Recorded data:
----------------

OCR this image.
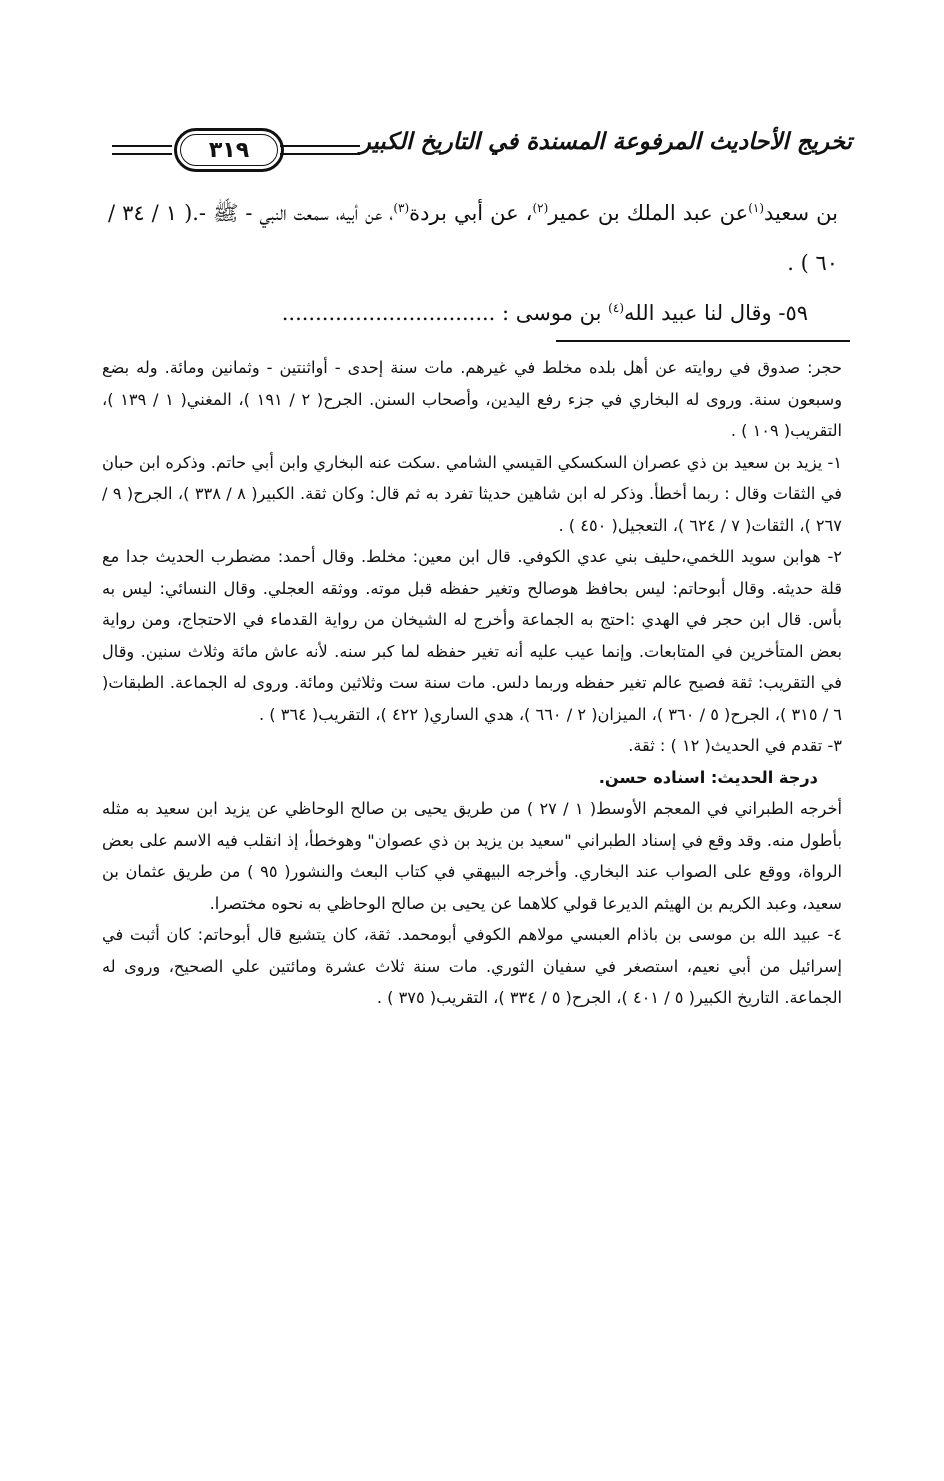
تخريج الأحاديث المرفوعة المسندة في التاريخ الكبير
٣١٩

بن سعيد$^{(١)}$عن عبد الملك بن عمير$^{(٢)}$، عن أبي بردة$^{(٣)}$، عن أبيه، سمعت النبي - ﷺ -.( ١ / ٣٤ / ٦٠ ) .

٥٩- وقال لنا عبيد الله$^{(٤)}$ بن موسى : ................................

حجر: صدوق في روايته عن أهل بلده مخلط في غيرهم. مات سنة إحدى - أواثنتين - وثمانين ومائة. وله بضع وسبعون سنة. وروى له البخاري في جزء رفع اليدين، وأصحاب السنن. الجرح( ٢ / ١٩١ )، المغني( ١ / ١٣٩ )، التقريب( ١٠٩ ) .

١- يزيد بن سعيد بن ذي عصران السكسكي القيسي الشامي .سكت عنه البخاري وابن أبي حاتم. وذكره ابن حبان في الثقات وقال : ربما أخطأ. وذكر له ابن شاهين حديثا تفرد به ثم قال: وكان ثقة. الكبير( ٨ / ٣٣٨ )، الجرح( ٩ / ٢٦٧ )، الثقات( ٧ / ٦٢٤ )، التعجيل( ٤٥٠ ) .

٢- هوابن سويد اللخمي،حليف بني عدي الكوفي. قال ابن معين: مخلط. وقال أحمد: مضطرب الحديث جدا مع قلة حديثه. وقال أبوحاتم: ليس بحافظ هوصالح وتغير حفظه قبل موته. ووثقه العجلي. وقال النسائي: ليس به بأس. قال ابن حجر في الهدي :احتج به الجماعة وأخرج له الشيخان من رواية القدماء في الاحتجاج، ومن رواية بعض المتأخرين في المتابعات. وإنما عيب عليه أنه تغير حفظه لما كبر سنه. لأنه عاش مائة وثلاث سنين. وقال في التقريب: ثقة فصيح عالم تغير حفظه وربما دلس. مات سنة ست وثلاثين ومائة. وروى له الجماعة. الطبقات( ٦ / ٣١٥ )، الجرح( ٥ / ٣٦٠ )، الميزان( ٢ / ٦٦٠ )، هدي الساري( ٤٢٢ )، التقريب( ٣٦٤ ) .

٣- تقدم في الحديث( ١٢ ) : ثقة.

درجة الحديث: اسناده حسن.

أخرجه الطبراني في المعجم الأوسط( ١ / ٢٧ ) من طريق يحيى بن صالح الوحاظي عن يزيد ابن سعيد به مثله بأطول منه. وقد وقع في إسناد الطبراني "سعيد بن يزيد بن ذي عصوان" وهوخطأ، إذ انقلب فيه الاسم على بعض الرواة، ووقع على الصواب عند البخاري. وأخرجه البيهقي في كتاب البعث والنشور( ٩٥ ) من طريق عثمان بن سعيد، وعبد الكريم بن الهيثم الديرعا قولي كلاهما عن يحيى بن صالح الوحاظي به نحوه مختصرا.

٤- عبيد الله بن موسى بن باذام العبسي مولاهم الكوفي أبومحمد. ثقة، كان يتشيع قال أبوحاتم: كان أثبت في إسرائيل من أبي نعيم، استصغر في سفيان الثوري. مات سنة ثلاث عشرة ومائتين علي الصحيح، وروى له الجماعة. التاريخ الكبير( ٥ / ٤٠١ )، الجرح( ٥ / ٣٣٤ )، التقريب( ٣٧٥ ) .
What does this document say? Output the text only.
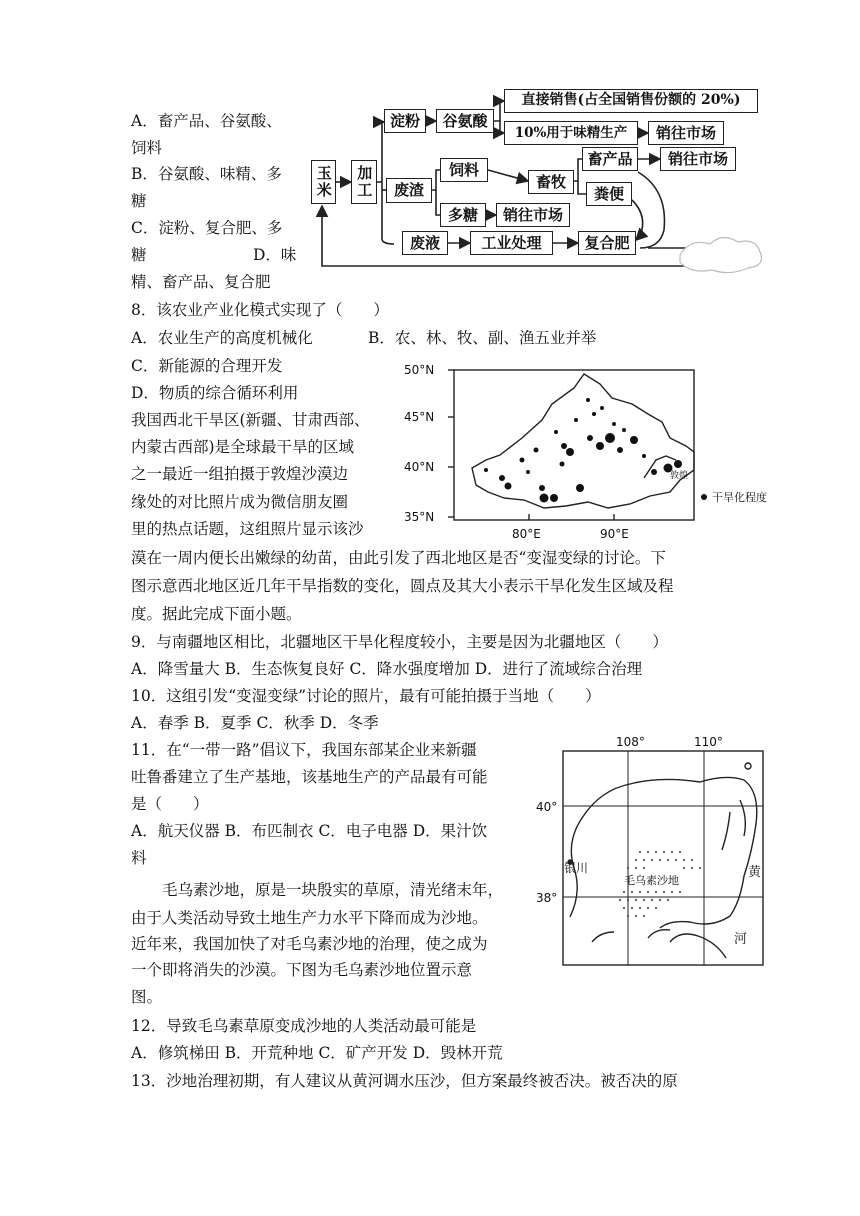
A．畜产品、谷氨酸、
饲料
B．谷氨酸、味精、多
糖
C．淀粉、复合肥、多
糖	D．味
精、畜产品、复合肥
玉米 加工
淀粉	谷氨酸
直接销售(占全国销售份额的 20%)
10%用于味精生产	销往市场
废渣
饲料
畜牧
畜产品	销往市场
粪便
多糖	销往市场
废液	工业处理	复合肥
8．该农业产业化模式实现了（　　）
A．农业生产的高度机械化	B．农、林、牧、副、渔五业并举
C．新能源的合理开发
D．物质的综合循环利用
我国西北干旱区(新疆、甘肃西部、
内蒙古西部)是全球最干旱的区域
之一最近一组拍摄于敦煌沙漠边
缘处的对比照片成为微信朋友圈
里的热点话题，这组照片显示该沙
漠在一周内便长出嫩绿的幼苗，由此引发了西北地区是否“变湿变绿的讨论。下
图示意西北地区近几年干旱指数的变化，圆点及其大小表示干旱化发生区域及程
度。据此完成下面小题。
50°N
45°N
40°N
35°N
80°E	90°E
敦煌
干旱化程度
9．与南疆地区相比，北疆地区干旱化程度较小，主要是因为北疆地区（　　）
A．降雪量大 B．生态恢复良好 C．降水强度增加 D．进行了流域综合治理
10．这组引发“变湿变绿”讨论的照片，最有可能拍摄于当地（　　）
A．春季 B．夏季 C．秋季 D．冬季
11．在“一带一路”倡议下，我国东部某企业来新疆
吐鲁番建立了生产基地，该基地生产的产品最有可能
是（　　）
A．航天仪器 B．布匹制衣 C．电子电器 D．果汁饮
料
毛乌素沙地，原是一块殷实的草原，清光绪末年，
由于人类活动导致土地生产力水平下降而成为沙地。
近年来，我国加快了对毛乌素沙地的治理，使之成为
一个即将消失的沙漠。下图为毛乌素沙地位置示意
图。
108°	110°
40°
38°
银川
毛乌素沙地
黄
河
12．导致毛乌素草原变成沙地的人类活动最可能是
A．修筑梯田 B．开荒种地 C．矿产开发 D．毁林开荒
13．沙地治理初期，有人建议从黄河调水压沙，但方案最终被否决。被否决的原
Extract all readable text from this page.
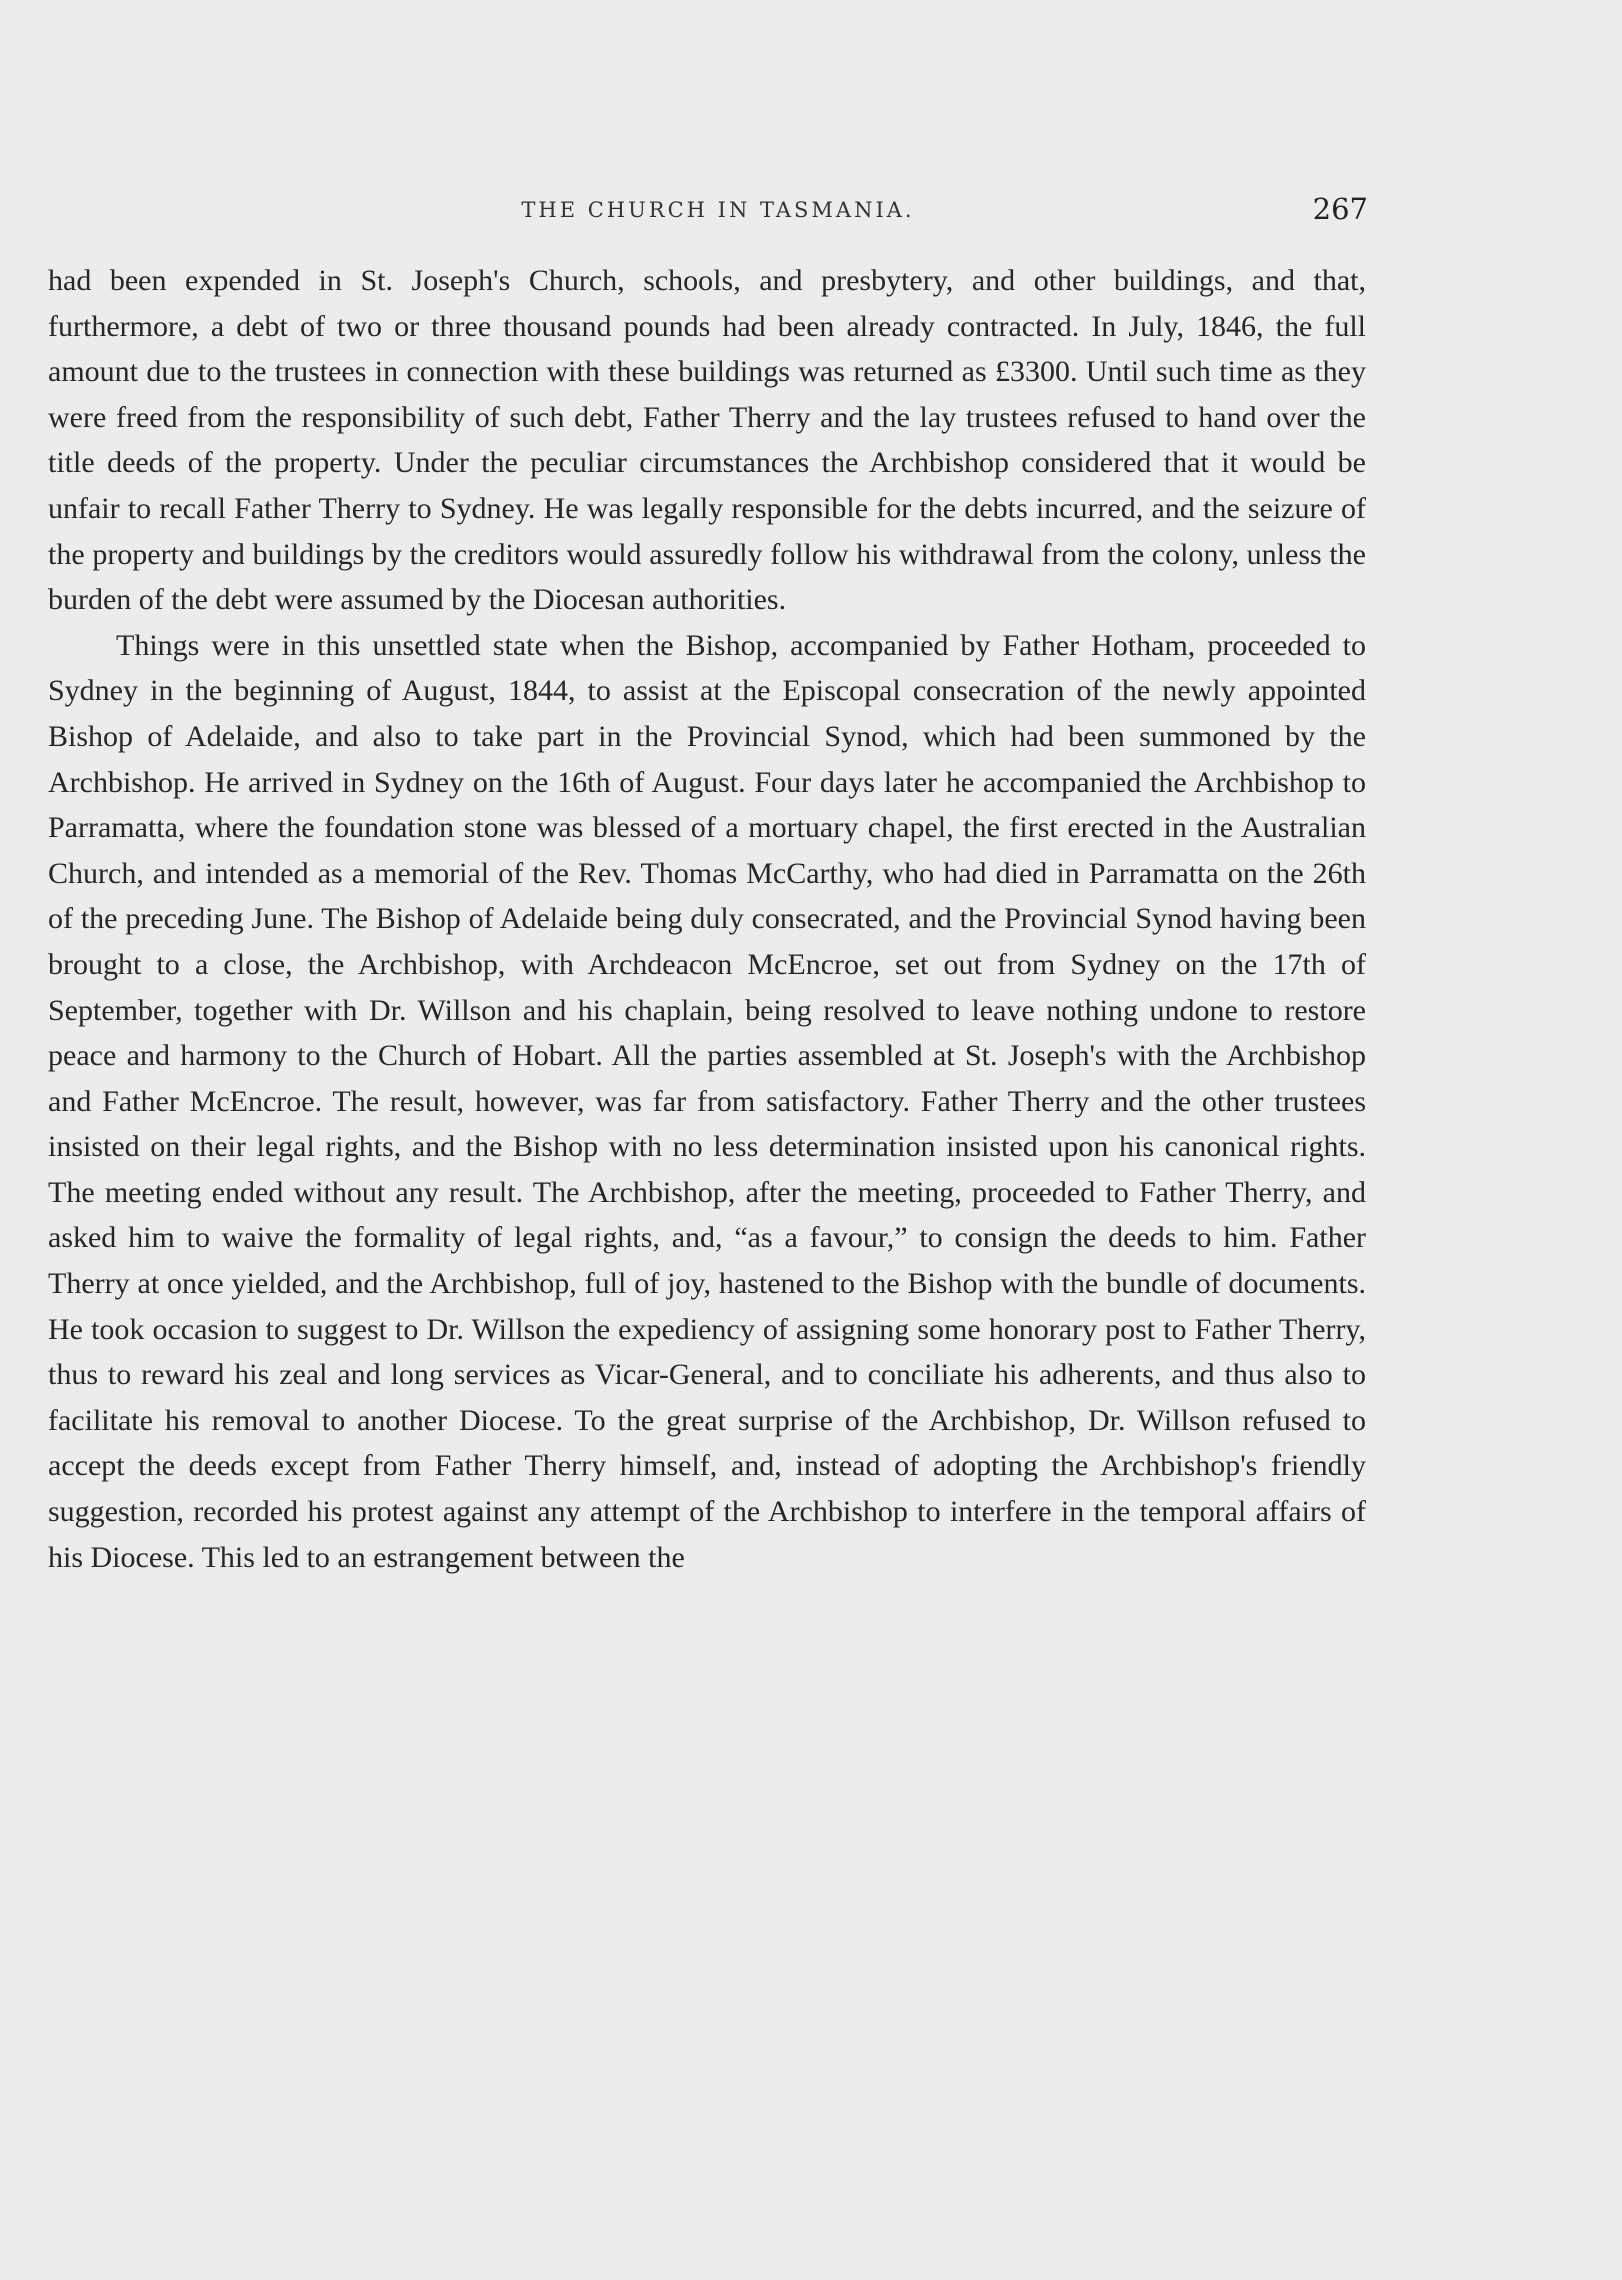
THE CHURCH IN TASMANIA.	267

had been expended in St. Joseph's Church, schools, and presbytery, and other buildings, and that, furthermore, a debt of two or three thousand pounds had been already contracted. In July, 1846, the full amount due to the trustees in connection with these buildings was returned as £3300. Until such time as they were freed from the responsibility of such debt, Father Therry and the lay trustees refused to hand over the title deeds of the property. Under the peculiar circumstances the Archbishop considered that it would be unfair to recall Father Therry to Sydney. He was legally responsible for the debts incurred, and the seizure of the property and buildings by the creditors would assuredly follow his withdrawal from the colony, unless the burden of the debt were assumed by the Diocesan authorities.

Things were in this unsettled state when the Bishop, accompanied by Father Hotham, proceeded to Sydney in the beginning of August, 1844, to assist at the Episcopal consecration of the newly appointed Bishop of Adelaide, and also to take part in the Provincial Synod, which had been summoned by the Archbishop. He arrived in Sydney on the 16th of August. Four days later he accompanied the Archbishop to Parramatta, where the foundation stone was blessed of a mortuary chapel, the first erected in the Australian Church, and intended as a memorial of the Rev. Thomas McCarthy, who had died in Parramatta on the 26th of the preceding June. The Bishop of Adelaide being duly consecrated, and the Provincial Synod having been brought to a close, the Archbishop, with Archdeacon McEncroe, set out from Sydney on the 17th of September, together with Dr. Willson and his chaplain, being resolved to leave nothing undone to restore peace and harmony to the Church of Hobart. All the parties assembled at St. Joseph's with the Archbishop and Father McEncroe. The result, however, was far from satisfactory. Father Therry and the other trustees insisted on their legal rights, and the Bishop with no less determination insisted upon his canonical rights. The meeting ended without any result. The Archbishop, after the meeting, proceeded to Father Therry, and asked him to waive the formality of legal rights, and, “as a favour,” to consign the deeds to him. Father Therry at once yielded, and the Archbishop, full of joy, hastened to the Bishop with the bundle of documents. He took occasion to suggest to Dr. Willson the expediency of assigning some honorary post to Father Therry, thus to reward his zeal and long services as Vicar-General, and to conciliate his adherents, and thus also to facilitate his removal to another Diocese. To the great surprise of the Archbishop, Dr. Willson refused to accept the deeds except from Father Therry himself, and, instead of adopting the Archbishop's friendly suggestion, recorded his protest against any attempt of the Archbishop to interfere in the temporal affairs of his Diocese. This led to an estrangement between the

----------------

• **WHAT YOU WILL DO**
Count every line of the records that holds the string "أبوحاتم". Write only the total.

• **ANSWER TO THIS TASK**
2